((

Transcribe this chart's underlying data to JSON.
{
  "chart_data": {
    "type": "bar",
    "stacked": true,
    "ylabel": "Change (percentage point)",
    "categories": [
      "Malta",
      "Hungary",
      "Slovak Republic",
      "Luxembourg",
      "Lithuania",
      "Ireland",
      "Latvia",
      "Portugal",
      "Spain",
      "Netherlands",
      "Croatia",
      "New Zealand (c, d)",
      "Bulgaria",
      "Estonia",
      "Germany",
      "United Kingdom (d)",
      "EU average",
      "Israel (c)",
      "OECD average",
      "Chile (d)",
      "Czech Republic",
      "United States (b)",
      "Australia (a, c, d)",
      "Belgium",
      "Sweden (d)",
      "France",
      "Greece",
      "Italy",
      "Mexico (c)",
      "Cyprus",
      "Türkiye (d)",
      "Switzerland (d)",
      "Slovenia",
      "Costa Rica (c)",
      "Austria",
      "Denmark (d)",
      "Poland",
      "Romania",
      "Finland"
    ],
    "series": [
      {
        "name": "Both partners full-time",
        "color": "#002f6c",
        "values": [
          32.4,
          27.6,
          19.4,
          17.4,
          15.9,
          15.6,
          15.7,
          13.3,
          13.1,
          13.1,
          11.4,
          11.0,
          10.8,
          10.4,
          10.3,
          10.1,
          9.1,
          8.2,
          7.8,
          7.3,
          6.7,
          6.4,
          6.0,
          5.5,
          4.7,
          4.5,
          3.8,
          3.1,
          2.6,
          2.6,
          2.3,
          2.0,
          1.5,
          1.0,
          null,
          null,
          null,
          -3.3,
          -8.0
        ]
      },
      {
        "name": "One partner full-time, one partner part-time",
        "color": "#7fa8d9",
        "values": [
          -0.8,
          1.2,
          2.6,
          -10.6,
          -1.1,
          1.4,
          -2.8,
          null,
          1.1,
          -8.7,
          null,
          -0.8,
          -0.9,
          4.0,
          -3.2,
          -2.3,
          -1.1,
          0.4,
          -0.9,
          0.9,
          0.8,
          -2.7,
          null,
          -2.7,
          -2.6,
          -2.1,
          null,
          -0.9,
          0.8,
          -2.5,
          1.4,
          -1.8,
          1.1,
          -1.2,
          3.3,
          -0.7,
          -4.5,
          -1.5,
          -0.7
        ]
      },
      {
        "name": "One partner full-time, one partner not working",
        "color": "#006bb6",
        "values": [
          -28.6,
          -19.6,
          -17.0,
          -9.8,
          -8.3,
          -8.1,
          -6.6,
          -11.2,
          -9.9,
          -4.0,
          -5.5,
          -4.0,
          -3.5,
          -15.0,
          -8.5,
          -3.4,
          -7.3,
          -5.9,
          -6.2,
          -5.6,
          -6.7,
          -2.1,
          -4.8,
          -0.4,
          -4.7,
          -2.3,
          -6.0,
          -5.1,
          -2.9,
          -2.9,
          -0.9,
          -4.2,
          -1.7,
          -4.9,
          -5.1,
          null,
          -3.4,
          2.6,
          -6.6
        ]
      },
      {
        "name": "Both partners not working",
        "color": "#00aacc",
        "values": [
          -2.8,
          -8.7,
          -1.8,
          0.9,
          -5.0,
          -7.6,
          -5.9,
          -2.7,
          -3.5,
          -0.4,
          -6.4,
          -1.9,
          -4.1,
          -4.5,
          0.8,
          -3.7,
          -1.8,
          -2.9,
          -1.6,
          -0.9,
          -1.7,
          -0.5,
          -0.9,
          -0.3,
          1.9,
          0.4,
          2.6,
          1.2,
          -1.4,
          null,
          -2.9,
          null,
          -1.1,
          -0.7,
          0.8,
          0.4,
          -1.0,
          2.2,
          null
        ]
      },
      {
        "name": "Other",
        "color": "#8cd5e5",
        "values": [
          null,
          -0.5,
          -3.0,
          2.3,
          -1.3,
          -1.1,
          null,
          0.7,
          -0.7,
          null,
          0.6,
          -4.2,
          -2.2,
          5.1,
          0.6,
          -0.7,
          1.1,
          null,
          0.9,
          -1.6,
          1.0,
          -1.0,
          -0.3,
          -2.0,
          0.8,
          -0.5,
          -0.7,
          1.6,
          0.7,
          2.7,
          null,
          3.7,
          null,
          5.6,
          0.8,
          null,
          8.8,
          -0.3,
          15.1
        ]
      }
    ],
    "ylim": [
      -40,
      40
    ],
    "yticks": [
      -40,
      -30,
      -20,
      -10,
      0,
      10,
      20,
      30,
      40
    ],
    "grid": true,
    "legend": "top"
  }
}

))

What is asked:
All lines in the data that contain the word "full" should be copied.

Result below:
        "name": "Both partners full-time",
        "name": "One partner full-time, one partner part-time",
        "name": "One partner full-time, one partner not working",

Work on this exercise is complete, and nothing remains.